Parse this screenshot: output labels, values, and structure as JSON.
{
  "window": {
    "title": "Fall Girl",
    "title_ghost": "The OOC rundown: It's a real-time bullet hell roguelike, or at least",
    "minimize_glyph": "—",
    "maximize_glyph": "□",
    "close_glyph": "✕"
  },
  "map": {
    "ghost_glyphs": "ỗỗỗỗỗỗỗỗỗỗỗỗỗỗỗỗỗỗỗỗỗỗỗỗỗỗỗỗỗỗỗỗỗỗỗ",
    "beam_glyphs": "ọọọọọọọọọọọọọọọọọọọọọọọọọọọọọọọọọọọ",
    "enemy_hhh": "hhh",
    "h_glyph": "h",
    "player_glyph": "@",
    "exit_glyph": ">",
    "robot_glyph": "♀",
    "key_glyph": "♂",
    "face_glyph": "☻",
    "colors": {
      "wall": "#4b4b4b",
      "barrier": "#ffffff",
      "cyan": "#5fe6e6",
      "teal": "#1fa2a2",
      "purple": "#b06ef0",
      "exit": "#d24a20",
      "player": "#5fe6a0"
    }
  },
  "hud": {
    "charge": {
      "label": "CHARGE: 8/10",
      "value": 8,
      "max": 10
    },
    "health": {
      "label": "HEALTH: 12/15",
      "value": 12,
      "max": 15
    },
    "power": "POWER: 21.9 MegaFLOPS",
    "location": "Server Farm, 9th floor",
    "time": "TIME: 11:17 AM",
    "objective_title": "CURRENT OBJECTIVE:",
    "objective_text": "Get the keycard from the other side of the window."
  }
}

TASK BRIEF >> Reproduce the material in full, with no word added or dropped.

EXERCISE ANSWER >>
Parse this screenshot: output labels, values, and structure as JSON.
{
  "window": {
    "title": "Fall Girl",
    "title_ghost": "The OOC rundown: It's a real-time bullet hell roguelike, or at least",
    "minimize_glyph": "—",
    "maximize_glyph": "□",
    "close_glyph": "✕"
  },
  "map": {
    "ghost_glyphs": "ỗỗỗỗỗỗỗỗỗỗỗỗỗỗỗỗỗỗỗỗỗỗỗỗỗỗỗỗỗỗỗỗỗỗỗ",
    "beam_glyphs": "ọọọọọọọọọọọọọọọọọọọọọọọọọọọọọọọọọọọ",
    "enemy_hhh": "hhh",
    "h_glyph": "h",
    "player_glyph": "@",
    "exit_glyph": ">",
    "robot_glyph": "♀",
    "key_glyph": "♂",
    "face_glyph": "☻",
    "colors": {
      "wall": "#4b4b4b",
      "barrier": "#ffffff",
      "cyan": "#5fe6e6",
      "teal": "#1fa2a2",
      "purple": "#b06ef0",
      "exit": "#d24a20",
      "player": "#5fe6a0"
    }
  },
  "hud": {
    "charge": {
      "label": "CHARGE: 8/10",
      "value": 8,
      "max": 10
    },
    "health": {
      "label": "HEALTH: 12/15",
      "value": 12,
      "max": 15
    },
    "power": "POWER: 21.9 MegaFLOPS",
    "location": "Server Farm, 9th floor",
    "time": "TIME: 11:17 AM",
    "objective_title": "CURRENT OBJECTIVE:",
    "objective_text": "Get the keycard from the other side of the window."
  }
}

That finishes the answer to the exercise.